[Dataset items]
►

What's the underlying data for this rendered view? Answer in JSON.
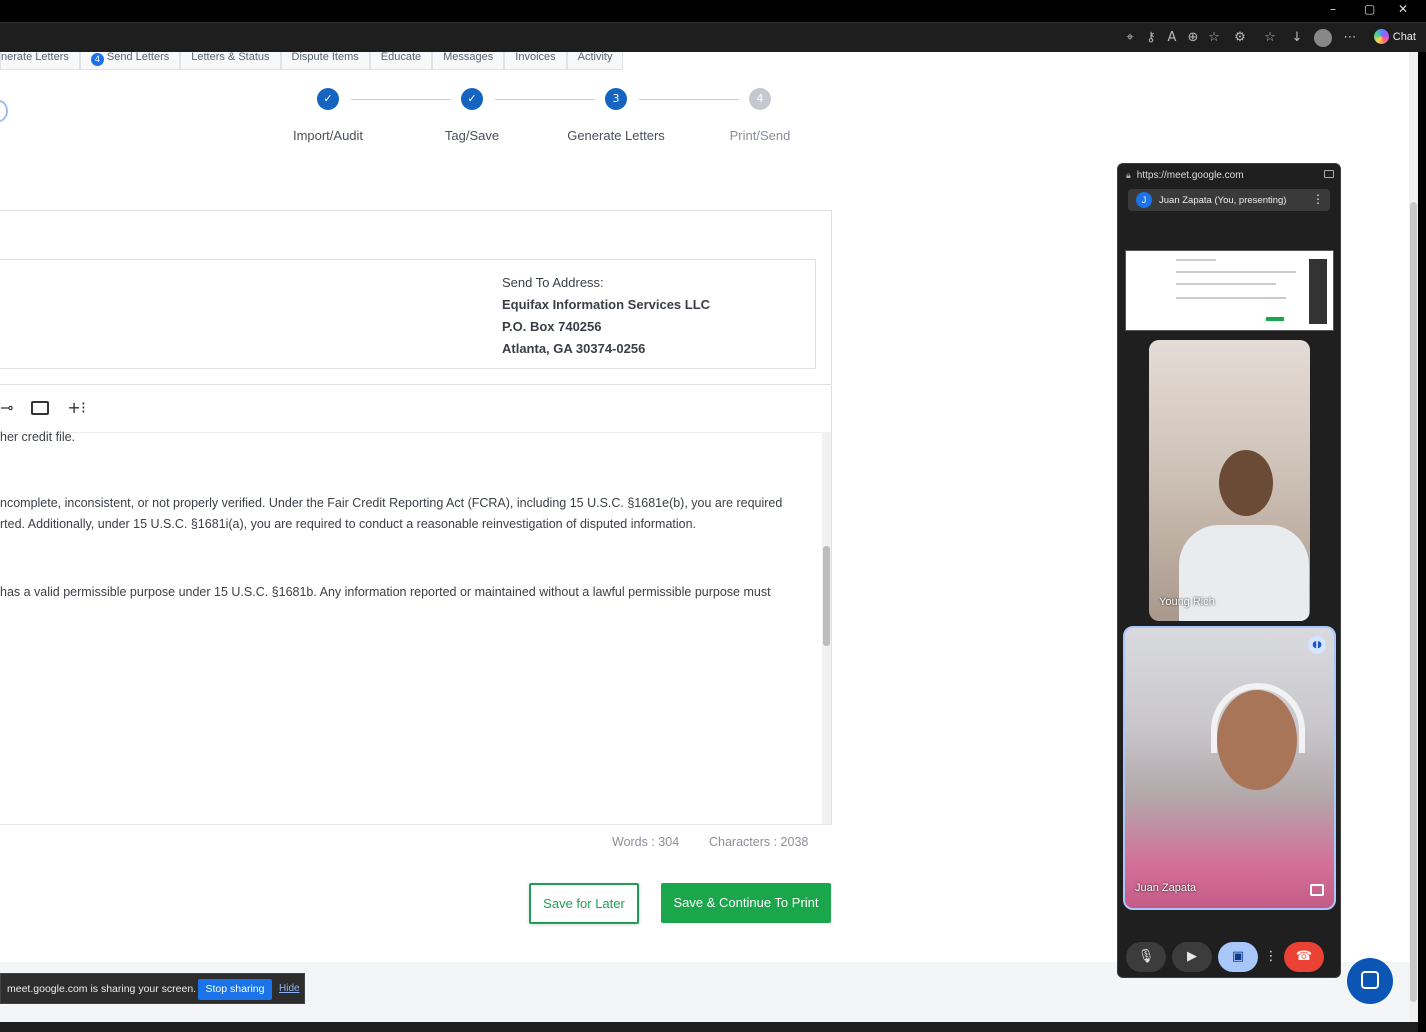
{
  "browser": {
    "chat_label": "Chat",
    "window_controls": [
      "–",
      "▢",
      "✕"
    ],
    "toolbar_icons": [
      "location-icon",
      "key-icon",
      "translate-icon",
      "zoom-icon",
      "star-icon",
      "extensions-icon",
      "favorites-icon",
      "download-icon",
      "profile-icon",
      "more-icon"
    ]
  },
  "tabs": [
    {
      "label": "nerate Letters"
    },
    {
      "label": "Send Letters",
      "badge": "4"
    },
    {
      "label": "Letters & Status"
    },
    {
      "label": "Dispute Items"
    },
    {
      "label": "Educate"
    },
    {
      "label": "Messages"
    },
    {
      "label": "Invoices"
    },
    {
      "label": "Activity"
    }
  ],
  "stepper": {
    "steps": [
      {
        "label": "Import/Audit",
        "state": "done",
        "marker": "✓"
      },
      {
        "label": "Tag/Save",
        "state": "done",
        "marker": "✓"
      },
      {
        "label": "Generate Letters",
        "state": "active",
        "marker": "3"
      },
      {
        "label": "Print/Send",
        "state": "todo",
        "marker": "4"
      }
    ]
  },
  "address": {
    "label": "Send To Address:",
    "name": "Equifax Information Services LLC",
    "line1": "P.O. Box 740256",
    "line2": "Atlanta, GA 30374-0256"
  },
  "editor": {
    "tools": [
      "link-icon",
      "image-icon",
      "insert-icon"
    ],
    "lines": [
      "her credit file.",
      "ncomplete, inconsistent, or not properly verified. Under the Fair Credit Reporting Act (FCRA), including 15 U.S.C. §1681e(b), you are required",
      "rted. Additionally, under 15 U.S.C. §1681i(a), you are required to conduct a reasonable reinvestigation of disputed information.",
      "has a valid permissible purpose under 15 U.S.C. §1681b. Any information reported or maintained without a lawful permissible purpose must"
    ],
    "words": "Words : 304",
    "characters": "Characters : 2038"
  },
  "actions": {
    "save_later": "Save for Later",
    "save_continue": "Save & Continue To Print"
  },
  "share_bar": {
    "text": "meet.google.com is sharing your screen.",
    "stop": "Stop sharing",
    "hide": "Hide"
  },
  "meet": {
    "url": "https://meet.google.com",
    "presenting_initial": "J",
    "presenting_label": "Juan Zapata (You, presenting)",
    "participant1": "Young Rich",
    "participant2": "Juan Zapata",
    "controls": [
      "mic-icon",
      "camera-icon",
      "present-icon",
      "more-icon",
      "end-call-icon"
    ]
  },
  "colors": {
    "accent_blue": "#1565c0",
    "green": "#1aa64a",
    "end_call": "#ea4335"
  }
}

◄

#### DESCRIPTION OF THE TASK:
Your task is to reproduce all of the material exactly. The pictures stay out.

#### WRITTEN SOLUTION:
What's the underlying data for this rendered view? Answer in JSON.
{
  "browser": {
    "chat_label": "Chat",
    "window_controls": [
      "–",
      "▢",
      "✕"
    ],
    "toolbar_icons": [
      "location-icon",
      "key-icon",
      "translate-icon",
      "zoom-icon",
      "star-icon",
      "extensions-icon",
      "favorites-icon",
      "download-icon",
      "profile-icon",
      "more-icon"
    ]
  },
  "tabs": [
    {
      "label": "nerate Letters"
    },
    {
      "label": "Send Letters",
      "badge": "4"
    },
    {
      "label": "Letters & Status"
    },
    {
      "label": "Dispute Items"
    },
    {
      "label": "Educate"
    },
    {
      "label": "Messages"
    },
    {
      "label": "Invoices"
    },
    {
      "label": "Activity"
    }
  ],
  "stepper": {
    "steps": [
      {
        "label": "Import/Audit",
        "state": "done",
        "marker": "✓"
      },
      {
        "label": "Tag/Save",
        "state": "done",
        "marker": "✓"
      },
      {
        "label": "Generate Letters",
        "state": "active",
        "marker": "3"
      },
      {
        "label": "Print/Send",
        "state": "todo",
        "marker": "4"
      }
    ]
  },
  "address": {
    "label": "Send To Address:",
    "name": "Equifax Information Services LLC",
    "line1": "P.O. Box 740256",
    "line2": "Atlanta, GA 30374-0256"
  },
  "editor": {
    "tools": [
      "link-icon",
      "image-icon",
      "insert-icon"
    ],
    "lines": [
      "her credit file.",
      "ncomplete, inconsistent, or not properly verified. Under the Fair Credit Reporting Act (FCRA), including 15 U.S.C. §1681e(b), you are required",
      "rted. Additionally, under 15 U.S.C. §1681i(a), you are required to conduct a reasonable reinvestigation of disputed information.",
      "has a valid permissible purpose under 15 U.S.C. §1681b. Any information reported or maintained without a lawful permissible purpose must"
    ],
    "words": "Words : 304",
    "characters": "Characters : 2038"
  },
  "actions": {
    "save_later": "Save for Later",
    "save_continue": "Save & Continue To Print"
  },
  "share_bar": {
    "text": "meet.google.com is sharing your screen.",
    "stop": "Stop sharing",
    "hide": "Hide"
  },
  "meet": {
    "url": "https://meet.google.com",
    "presenting_initial": "J",
    "presenting_label": "Juan Zapata (You, presenting)",
    "participant1": "Young Rich",
    "participant2": "Juan Zapata",
    "controls": [
      "mic-icon",
      "camera-icon",
      "present-icon",
      "more-icon",
      "end-call-icon"
    ]
  },
  "colors": {
    "accent_blue": "#1565c0",
    "green": "#1aa64a",
    "end_call": "#ea4335"
  }
}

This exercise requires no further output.